● Records from a dataset:
■ ■ ■ ■ ■ ■ ■
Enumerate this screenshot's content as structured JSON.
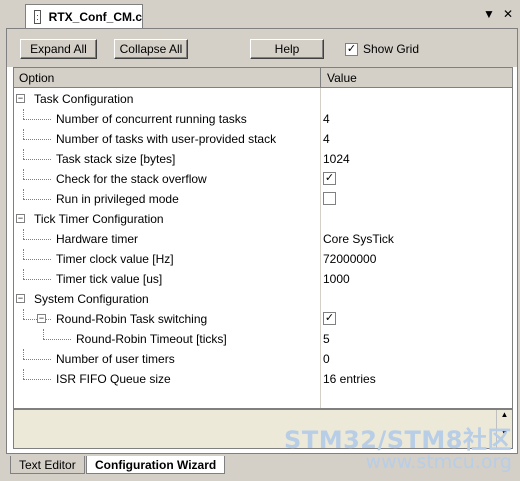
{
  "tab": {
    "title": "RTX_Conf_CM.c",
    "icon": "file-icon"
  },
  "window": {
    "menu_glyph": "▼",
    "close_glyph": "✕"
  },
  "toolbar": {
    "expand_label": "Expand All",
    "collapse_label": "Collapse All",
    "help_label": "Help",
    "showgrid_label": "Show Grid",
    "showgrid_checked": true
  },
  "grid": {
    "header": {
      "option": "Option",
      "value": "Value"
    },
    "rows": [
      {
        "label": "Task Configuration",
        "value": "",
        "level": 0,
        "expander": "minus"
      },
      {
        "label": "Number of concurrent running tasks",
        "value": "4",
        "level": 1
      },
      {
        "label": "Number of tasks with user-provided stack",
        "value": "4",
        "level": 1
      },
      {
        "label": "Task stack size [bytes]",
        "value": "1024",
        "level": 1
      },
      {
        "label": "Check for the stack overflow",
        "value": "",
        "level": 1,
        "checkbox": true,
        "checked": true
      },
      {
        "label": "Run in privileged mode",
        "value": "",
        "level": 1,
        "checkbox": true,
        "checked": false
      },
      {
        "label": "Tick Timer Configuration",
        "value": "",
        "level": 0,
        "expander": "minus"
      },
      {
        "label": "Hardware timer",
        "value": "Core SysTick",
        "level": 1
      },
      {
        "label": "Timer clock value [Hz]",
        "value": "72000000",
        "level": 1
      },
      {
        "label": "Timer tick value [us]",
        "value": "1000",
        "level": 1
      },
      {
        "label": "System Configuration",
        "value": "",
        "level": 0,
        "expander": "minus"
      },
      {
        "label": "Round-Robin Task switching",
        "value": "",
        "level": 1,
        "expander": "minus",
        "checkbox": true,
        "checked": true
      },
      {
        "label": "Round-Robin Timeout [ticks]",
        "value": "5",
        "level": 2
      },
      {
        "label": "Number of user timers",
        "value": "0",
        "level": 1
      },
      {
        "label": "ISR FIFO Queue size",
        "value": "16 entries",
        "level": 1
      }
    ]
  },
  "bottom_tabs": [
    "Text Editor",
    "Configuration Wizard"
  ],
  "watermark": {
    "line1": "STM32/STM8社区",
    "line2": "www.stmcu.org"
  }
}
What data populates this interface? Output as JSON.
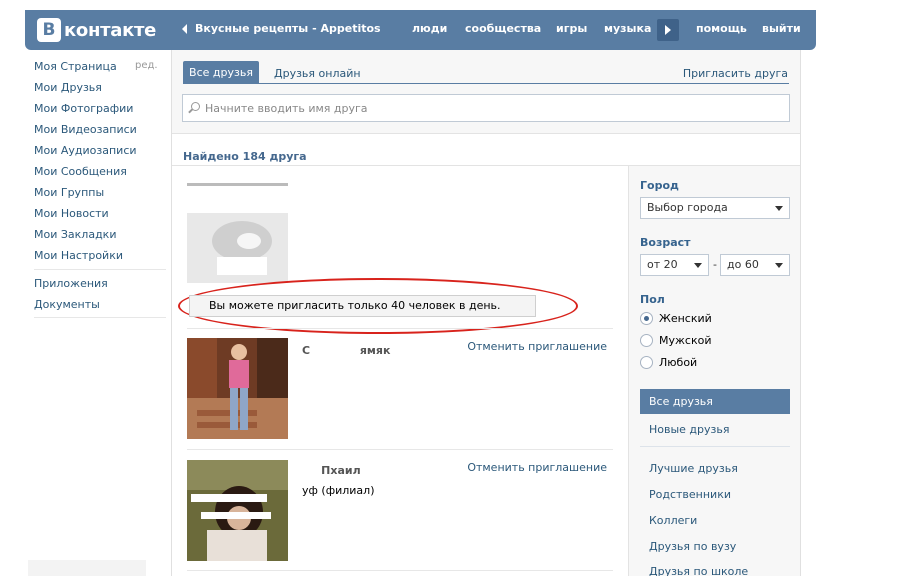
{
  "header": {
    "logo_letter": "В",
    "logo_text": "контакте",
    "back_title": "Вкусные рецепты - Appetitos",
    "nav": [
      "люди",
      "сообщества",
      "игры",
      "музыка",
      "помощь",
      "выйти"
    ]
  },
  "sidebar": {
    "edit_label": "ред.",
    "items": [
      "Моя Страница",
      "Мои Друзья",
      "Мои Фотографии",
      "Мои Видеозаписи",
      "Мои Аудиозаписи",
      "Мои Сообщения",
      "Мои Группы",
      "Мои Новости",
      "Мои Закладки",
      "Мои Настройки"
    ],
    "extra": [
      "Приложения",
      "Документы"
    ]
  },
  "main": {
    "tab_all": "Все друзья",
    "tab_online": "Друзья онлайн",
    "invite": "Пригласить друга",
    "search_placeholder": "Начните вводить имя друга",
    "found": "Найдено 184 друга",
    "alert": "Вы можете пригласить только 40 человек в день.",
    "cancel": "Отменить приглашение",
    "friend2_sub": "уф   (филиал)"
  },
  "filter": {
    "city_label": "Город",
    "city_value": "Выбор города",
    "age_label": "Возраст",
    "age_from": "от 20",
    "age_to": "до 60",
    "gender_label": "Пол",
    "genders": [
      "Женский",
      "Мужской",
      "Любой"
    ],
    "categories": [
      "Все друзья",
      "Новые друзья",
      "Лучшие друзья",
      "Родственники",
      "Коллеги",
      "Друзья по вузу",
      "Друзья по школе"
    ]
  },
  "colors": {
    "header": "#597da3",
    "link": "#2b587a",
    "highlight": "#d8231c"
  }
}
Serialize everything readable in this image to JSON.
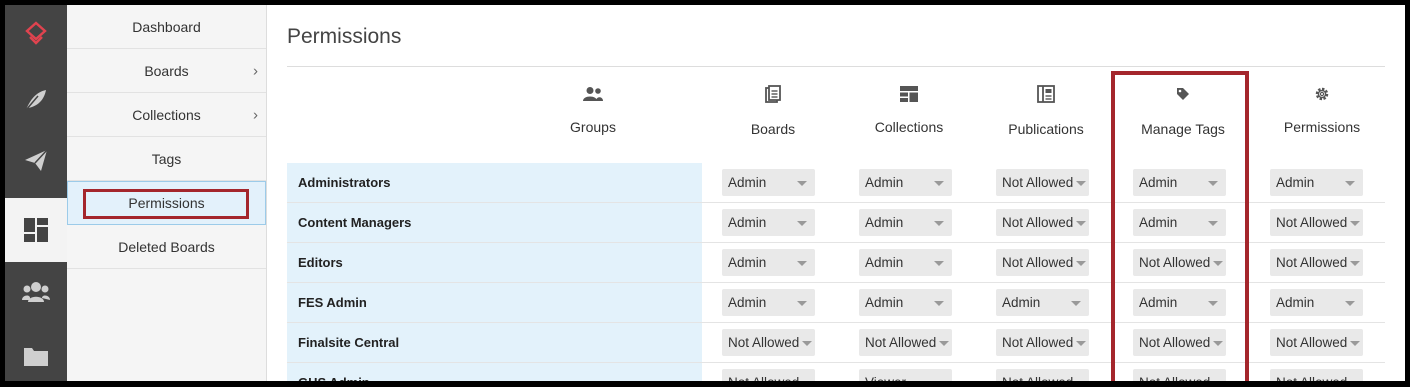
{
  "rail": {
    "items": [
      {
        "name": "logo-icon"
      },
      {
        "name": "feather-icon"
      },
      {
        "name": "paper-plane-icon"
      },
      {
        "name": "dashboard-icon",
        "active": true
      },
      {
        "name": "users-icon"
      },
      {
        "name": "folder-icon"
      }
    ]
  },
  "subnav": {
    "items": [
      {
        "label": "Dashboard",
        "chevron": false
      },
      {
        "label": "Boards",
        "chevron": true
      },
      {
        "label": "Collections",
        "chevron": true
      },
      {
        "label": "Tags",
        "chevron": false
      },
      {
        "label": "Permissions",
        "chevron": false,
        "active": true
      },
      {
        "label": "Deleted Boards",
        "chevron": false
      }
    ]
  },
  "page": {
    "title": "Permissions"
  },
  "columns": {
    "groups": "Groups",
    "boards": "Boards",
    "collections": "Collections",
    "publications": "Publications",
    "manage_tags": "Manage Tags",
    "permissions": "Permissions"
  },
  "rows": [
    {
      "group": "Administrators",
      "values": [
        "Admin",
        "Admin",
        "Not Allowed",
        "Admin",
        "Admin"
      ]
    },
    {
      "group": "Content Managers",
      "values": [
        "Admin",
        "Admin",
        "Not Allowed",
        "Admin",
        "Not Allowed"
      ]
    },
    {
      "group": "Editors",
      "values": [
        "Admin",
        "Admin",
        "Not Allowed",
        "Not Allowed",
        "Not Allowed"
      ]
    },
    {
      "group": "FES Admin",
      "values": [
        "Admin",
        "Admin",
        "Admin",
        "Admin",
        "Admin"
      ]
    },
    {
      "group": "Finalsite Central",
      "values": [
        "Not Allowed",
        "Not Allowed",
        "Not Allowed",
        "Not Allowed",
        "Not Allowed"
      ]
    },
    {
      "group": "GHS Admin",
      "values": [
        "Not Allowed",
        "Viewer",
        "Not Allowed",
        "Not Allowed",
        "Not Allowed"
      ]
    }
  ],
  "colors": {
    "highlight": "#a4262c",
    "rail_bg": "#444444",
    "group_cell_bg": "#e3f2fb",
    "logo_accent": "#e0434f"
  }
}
■ ■ ■ ■ ■ ■ ■
● WHAT TO PRODUCE:
Lines containing the word "size" are to be counted in the listing; state their number alone.

● THE SOLUTION:
2